Requirement
Select every line in the listing below that contains the string "consum", and copy those lines out.

# START OF Exercise material

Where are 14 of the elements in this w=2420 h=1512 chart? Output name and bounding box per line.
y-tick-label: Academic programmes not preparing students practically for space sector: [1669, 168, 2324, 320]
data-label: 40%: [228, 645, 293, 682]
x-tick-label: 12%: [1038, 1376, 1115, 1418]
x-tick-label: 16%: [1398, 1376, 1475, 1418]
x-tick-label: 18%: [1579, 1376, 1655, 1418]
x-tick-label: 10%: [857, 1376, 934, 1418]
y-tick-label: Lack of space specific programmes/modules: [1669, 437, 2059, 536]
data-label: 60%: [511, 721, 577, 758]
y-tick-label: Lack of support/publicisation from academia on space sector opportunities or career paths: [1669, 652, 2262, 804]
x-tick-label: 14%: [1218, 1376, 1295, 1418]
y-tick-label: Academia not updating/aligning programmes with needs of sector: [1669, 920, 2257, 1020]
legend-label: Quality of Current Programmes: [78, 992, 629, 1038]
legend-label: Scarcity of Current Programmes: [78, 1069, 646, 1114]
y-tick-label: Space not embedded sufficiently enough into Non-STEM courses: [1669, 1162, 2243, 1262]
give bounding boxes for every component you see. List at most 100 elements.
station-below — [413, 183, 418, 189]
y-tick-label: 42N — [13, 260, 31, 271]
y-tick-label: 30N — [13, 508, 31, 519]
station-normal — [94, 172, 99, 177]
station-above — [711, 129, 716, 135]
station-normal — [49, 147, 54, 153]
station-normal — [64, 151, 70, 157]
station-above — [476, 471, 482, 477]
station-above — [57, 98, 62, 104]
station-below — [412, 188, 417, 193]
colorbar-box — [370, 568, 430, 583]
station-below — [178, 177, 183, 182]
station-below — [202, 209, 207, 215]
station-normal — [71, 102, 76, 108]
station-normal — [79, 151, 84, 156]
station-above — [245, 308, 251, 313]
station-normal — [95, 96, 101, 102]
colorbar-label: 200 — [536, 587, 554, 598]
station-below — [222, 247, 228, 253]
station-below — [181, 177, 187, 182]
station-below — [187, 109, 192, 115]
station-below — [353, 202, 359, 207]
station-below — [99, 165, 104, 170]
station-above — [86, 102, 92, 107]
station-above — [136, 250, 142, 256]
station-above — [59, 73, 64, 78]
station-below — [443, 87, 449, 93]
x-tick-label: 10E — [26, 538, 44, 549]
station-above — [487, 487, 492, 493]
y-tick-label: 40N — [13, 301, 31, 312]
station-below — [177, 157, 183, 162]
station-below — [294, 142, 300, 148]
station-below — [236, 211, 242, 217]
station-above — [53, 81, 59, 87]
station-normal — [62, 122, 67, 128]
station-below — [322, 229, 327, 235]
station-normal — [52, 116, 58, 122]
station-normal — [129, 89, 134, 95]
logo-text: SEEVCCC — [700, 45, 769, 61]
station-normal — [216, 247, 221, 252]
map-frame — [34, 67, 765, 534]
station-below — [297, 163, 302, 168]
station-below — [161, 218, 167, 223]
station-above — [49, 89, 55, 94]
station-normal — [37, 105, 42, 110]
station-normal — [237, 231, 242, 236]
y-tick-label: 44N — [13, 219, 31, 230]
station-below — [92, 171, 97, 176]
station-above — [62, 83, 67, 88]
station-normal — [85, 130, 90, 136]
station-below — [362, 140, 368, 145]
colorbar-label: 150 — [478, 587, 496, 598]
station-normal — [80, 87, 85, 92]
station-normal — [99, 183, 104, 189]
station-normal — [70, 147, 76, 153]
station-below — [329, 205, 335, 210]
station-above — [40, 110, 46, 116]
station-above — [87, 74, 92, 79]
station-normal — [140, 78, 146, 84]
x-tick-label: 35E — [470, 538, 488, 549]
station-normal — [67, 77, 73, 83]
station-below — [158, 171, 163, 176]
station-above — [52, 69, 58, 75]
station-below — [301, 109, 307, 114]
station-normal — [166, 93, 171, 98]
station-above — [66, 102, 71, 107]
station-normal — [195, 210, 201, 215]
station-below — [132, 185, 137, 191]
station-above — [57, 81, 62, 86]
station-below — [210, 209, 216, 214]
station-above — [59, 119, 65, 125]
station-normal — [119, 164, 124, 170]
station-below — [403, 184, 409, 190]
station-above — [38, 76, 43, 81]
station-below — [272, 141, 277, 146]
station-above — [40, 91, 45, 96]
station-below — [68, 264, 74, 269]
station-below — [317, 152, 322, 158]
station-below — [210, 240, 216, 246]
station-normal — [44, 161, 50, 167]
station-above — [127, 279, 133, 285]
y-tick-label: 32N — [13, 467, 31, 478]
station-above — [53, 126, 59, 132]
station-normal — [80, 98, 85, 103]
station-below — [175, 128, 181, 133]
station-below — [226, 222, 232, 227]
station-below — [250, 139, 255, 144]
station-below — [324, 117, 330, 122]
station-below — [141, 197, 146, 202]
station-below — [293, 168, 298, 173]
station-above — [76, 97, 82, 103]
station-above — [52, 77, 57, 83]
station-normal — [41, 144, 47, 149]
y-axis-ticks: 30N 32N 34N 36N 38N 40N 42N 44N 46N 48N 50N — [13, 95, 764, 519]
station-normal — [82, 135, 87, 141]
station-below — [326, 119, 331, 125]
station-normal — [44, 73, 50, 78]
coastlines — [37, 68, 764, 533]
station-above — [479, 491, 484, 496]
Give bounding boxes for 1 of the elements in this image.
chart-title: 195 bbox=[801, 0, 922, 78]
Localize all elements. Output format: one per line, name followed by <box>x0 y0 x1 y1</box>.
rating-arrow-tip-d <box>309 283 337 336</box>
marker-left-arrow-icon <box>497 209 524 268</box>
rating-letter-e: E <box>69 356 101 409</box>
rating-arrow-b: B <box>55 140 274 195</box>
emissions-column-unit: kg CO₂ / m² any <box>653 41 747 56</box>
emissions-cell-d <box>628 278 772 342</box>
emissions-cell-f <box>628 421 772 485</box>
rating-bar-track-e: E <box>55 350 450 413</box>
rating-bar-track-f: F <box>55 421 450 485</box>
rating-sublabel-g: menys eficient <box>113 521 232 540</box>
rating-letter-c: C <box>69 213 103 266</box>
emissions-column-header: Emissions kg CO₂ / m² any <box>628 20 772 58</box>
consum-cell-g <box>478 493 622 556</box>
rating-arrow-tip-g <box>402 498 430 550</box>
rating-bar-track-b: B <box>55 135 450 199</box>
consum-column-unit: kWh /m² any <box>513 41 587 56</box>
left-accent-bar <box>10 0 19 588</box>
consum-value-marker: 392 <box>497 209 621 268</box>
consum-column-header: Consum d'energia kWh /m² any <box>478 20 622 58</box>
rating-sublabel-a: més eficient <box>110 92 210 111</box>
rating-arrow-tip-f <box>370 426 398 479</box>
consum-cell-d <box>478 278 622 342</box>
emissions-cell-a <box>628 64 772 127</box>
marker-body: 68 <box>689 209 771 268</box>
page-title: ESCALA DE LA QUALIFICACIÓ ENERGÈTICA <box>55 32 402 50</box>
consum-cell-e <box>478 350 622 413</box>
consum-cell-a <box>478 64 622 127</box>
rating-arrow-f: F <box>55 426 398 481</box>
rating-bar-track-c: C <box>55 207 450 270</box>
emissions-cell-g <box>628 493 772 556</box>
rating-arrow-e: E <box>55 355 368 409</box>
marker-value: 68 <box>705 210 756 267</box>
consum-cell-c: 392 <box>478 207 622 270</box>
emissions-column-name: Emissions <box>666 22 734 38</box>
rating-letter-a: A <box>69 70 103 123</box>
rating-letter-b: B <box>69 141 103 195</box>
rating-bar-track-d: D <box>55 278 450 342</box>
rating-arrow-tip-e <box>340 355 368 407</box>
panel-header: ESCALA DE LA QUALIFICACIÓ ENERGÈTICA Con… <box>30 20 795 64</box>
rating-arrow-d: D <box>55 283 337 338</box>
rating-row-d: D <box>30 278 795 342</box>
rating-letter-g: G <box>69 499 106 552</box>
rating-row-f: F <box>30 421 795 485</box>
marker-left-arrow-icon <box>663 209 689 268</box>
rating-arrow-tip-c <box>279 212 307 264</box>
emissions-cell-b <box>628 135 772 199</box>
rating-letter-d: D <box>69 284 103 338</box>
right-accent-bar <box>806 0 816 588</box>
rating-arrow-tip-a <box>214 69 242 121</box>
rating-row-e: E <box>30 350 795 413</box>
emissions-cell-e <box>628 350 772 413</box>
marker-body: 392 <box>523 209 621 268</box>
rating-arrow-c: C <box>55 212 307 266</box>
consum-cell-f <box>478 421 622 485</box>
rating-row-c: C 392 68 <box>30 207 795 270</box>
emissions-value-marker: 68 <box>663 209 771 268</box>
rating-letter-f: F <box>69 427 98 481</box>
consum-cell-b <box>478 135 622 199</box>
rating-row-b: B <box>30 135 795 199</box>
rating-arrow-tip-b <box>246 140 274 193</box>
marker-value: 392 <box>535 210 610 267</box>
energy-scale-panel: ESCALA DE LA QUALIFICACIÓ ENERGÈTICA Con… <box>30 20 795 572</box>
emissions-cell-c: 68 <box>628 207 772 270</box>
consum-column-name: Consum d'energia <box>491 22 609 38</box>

# END OF Exercise material

Completed exercise
consum-cell-g <box>478 493 622 556</box>
consum-column-unit: kWh /m² any <box>513 41 587 56</box>
consum-value-marker: 392 <box>497 209 621 268</box>
consum-column-header: Consum d'energia kWh /m² any <box>478 20 622 58</box>
consum-cell-d <box>478 278 622 342</box>
consum-cell-e <box>478 350 622 413</box>
consum-cell-a <box>478 64 622 127</box>
consum-cell-c: 392 <box>478 207 622 270</box>
consum-cell-f <box>478 421 622 485</box>
consum-cell-b <box>478 135 622 199</box>
consum-column-name: Consum d'energia <box>491 22 609 38</box>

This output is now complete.